* BEGIN *

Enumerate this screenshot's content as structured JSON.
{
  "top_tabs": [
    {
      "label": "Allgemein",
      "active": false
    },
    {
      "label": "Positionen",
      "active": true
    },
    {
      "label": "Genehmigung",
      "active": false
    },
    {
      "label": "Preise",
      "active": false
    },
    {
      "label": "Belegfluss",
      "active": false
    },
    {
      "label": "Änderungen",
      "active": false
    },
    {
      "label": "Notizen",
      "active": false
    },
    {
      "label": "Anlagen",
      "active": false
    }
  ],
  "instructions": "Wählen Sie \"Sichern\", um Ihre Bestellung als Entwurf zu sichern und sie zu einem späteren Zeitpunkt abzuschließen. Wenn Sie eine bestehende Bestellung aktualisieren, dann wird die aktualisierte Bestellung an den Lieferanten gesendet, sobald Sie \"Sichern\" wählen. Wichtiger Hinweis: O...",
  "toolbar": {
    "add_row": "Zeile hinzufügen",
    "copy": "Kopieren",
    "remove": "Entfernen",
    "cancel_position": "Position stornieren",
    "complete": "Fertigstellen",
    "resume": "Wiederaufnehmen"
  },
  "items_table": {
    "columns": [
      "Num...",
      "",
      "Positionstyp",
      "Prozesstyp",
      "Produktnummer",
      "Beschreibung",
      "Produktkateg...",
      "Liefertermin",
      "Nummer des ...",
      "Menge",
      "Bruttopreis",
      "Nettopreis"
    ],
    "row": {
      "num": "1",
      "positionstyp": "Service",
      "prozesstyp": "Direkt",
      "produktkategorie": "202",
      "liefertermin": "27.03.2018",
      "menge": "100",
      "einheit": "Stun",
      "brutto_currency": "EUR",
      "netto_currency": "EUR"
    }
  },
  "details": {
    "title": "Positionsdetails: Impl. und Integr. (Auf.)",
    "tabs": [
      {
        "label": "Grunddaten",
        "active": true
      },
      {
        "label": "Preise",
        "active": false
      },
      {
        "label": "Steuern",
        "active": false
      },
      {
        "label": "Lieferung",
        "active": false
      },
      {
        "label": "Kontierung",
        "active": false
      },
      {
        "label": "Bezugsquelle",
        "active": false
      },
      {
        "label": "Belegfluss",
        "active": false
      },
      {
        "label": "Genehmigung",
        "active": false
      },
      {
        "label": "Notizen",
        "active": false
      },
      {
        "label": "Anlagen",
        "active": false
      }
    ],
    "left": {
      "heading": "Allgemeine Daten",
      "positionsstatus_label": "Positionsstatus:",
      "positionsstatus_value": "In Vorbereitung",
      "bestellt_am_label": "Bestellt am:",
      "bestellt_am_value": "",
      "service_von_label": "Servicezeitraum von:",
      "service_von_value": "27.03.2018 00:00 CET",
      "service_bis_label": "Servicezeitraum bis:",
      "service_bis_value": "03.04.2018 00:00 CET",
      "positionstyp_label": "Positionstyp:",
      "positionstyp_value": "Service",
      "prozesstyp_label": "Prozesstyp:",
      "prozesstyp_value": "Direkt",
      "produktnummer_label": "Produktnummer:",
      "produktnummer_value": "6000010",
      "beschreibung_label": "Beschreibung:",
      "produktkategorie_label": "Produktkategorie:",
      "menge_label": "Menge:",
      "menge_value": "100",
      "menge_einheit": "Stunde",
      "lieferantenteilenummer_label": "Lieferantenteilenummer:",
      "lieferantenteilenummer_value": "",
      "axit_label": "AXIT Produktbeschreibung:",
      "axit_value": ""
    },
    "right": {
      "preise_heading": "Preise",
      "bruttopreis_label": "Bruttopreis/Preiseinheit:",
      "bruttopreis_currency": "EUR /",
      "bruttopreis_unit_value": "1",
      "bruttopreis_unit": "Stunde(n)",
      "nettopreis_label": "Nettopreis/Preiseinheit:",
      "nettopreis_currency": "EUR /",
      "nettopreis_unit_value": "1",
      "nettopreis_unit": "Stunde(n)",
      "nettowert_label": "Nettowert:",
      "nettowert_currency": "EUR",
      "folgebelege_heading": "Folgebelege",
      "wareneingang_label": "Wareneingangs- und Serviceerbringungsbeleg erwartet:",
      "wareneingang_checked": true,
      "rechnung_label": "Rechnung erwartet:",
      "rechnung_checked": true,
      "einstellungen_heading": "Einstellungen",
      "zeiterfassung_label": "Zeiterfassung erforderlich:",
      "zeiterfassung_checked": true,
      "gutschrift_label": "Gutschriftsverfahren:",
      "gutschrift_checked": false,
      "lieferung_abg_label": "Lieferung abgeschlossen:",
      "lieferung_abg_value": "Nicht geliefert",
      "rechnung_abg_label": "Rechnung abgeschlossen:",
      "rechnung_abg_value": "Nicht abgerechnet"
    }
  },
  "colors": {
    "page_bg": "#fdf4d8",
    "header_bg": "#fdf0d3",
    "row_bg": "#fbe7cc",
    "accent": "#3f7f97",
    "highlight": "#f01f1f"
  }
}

* END *

▸ What to do
Reproduce the material exactly, with every line intact.

▸ Answer in full
Enumerate this screenshot's content as structured JSON.
{
  "top_tabs": [
    {
      "label": "Allgemein",
      "active": false
    },
    {
      "label": "Positionen",
      "active": true
    },
    {
      "label": "Genehmigung",
      "active": false
    },
    {
      "label": "Preise",
      "active": false
    },
    {
      "label": "Belegfluss",
      "active": false
    },
    {
      "label": "Änderungen",
      "active": false
    },
    {
      "label": "Notizen",
      "active": false
    },
    {
      "label": "Anlagen",
      "active": false
    }
  ],
  "instructions": "Wählen Sie \"Sichern\", um Ihre Bestellung als Entwurf zu sichern und sie zu einem späteren Zeitpunkt abzuschließen. Wenn Sie eine bestehende Bestellung aktualisieren, dann wird die aktualisierte Bestellung an den Lieferanten gesendet, sobald Sie \"Sichern\" wählen. Wichtiger Hinweis: O...",
  "toolbar": {
    "add_row": "Zeile hinzufügen",
    "copy": "Kopieren",
    "remove": "Entfernen",
    "cancel_position": "Position stornieren",
    "complete": "Fertigstellen",
    "resume": "Wiederaufnehmen"
  },
  "items_table": {
    "columns": [
      "Num...",
      "",
      "Positionstyp",
      "Prozesstyp",
      "Produktnummer",
      "Beschreibung",
      "Produktkateg...",
      "Liefertermin",
      "Nummer des ...",
      "Menge",
      "Bruttopreis",
      "Nettopreis"
    ],
    "row": {
      "num": "1",
      "positionstyp": "Service",
      "prozesstyp": "Direkt",
      "produktkategorie": "202",
      "liefertermin": "27.03.2018",
      "menge": "100",
      "einheit": "Stun",
      "brutto_currency": "EUR",
      "netto_currency": "EUR"
    }
  },
  "details": {
    "title": "Positionsdetails: Impl. und Integr. (Auf.)",
    "tabs": [
      {
        "label": "Grunddaten",
        "active": true
      },
      {
        "label": "Preise",
        "active": false
      },
      {
        "label": "Steuern",
        "active": false
      },
      {
        "label": "Lieferung",
        "active": false
      },
      {
        "label": "Kontierung",
        "active": false
      },
      {
        "label": "Bezugsquelle",
        "active": false
      },
      {
        "label": "Belegfluss",
        "active": false
      },
      {
        "label": "Genehmigung",
        "active": false
      },
      {
        "label": "Notizen",
        "active": false
      },
      {
        "label": "Anlagen",
        "active": false
      }
    ],
    "left": {
      "heading": "Allgemeine Daten",
      "positionsstatus_label": "Positionsstatus:",
      "positionsstatus_value": "In Vorbereitung",
      "bestellt_am_label": "Bestellt am:",
      "bestellt_am_value": "",
      "service_von_label": "Servicezeitraum von:",
      "service_von_value": "27.03.2018 00:00 CET",
      "service_bis_label": "Servicezeitraum bis:",
      "service_bis_value": "03.04.2018 00:00 CET",
      "positionstyp_label": "Positionstyp:",
      "positionstyp_value": "Service",
      "prozesstyp_label": "Prozesstyp:",
      "prozesstyp_value": "Direkt",
      "produktnummer_label": "Produktnummer:",
      "produktnummer_value": "6000010",
      "beschreibung_label": "Beschreibung:",
      "produktkategorie_label": "Produktkategorie:",
      "menge_label": "Menge:",
      "menge_value": "100",
      "menge_einheit": "Stunde",
      "lieferantenteilenummer_label": "Lieferantenteilenummer:",
      "lieferantenteilenummer_value": "",
      "axit_label": "AXIT Produktbeschreibung:",
      "axit_value": ""
    },
    "right": {
      "preise_heading": "Preise",
      "bruttopreis_label": "Bruttopreis/Preiseinheit:",
      "bruttopreis_currency": "EUR /",
      "bruttopreis_unit_value": "1",
      "bruttopreis_unit": "Stunde(n)",
      "nettopreis_label": "Nettopreis/Preiseinheit:",
      "nettopreis_currency": "EUR /",
      "nettopreis_unit_value": "1",
      "nettopreis_unit": "Stunde(n)",
      "nettowert_label": "Nettowert:",
      "nettowert_currency": "EUR",
      "folgebelege_heading": "Folgebelege",
      "wareneingang_label": "Wareneingangs- und Serviceerbringungsbeleg erwartet:",
      "wareneingang_checked": true,
      "rechnung_label": "Rechnung erwartet:",
      "rechnung_checked": true,
      "einstellungen_heading": "Einstellungen",
      "zeiterfassung_label": "Zeiterfassung erforderlich:",
      "zeiterfassung_checked": true,
      "gutschrift_label": "Gutschriftsverfahren:",
      "gutschrift_checked": false,
      "lieferung_abg_label": "Lieferung abgeschlossen:",
      "lieferung_abg_value": "Nicht geliefert",
      "rechnung_abg_label": "Rechnung abgeschlossen:",
      "rechnung_abg_value": "Nicht abgerechnet"
    }
  },
  "colors": {
    "page_bg": "#fdf4d8",
    "header_bg": "#fdf0d3",
    "row_bg": "#fbe7cc",
    "accent": "#3f7f97",
    "highlight": "#f01f1f"
  }
}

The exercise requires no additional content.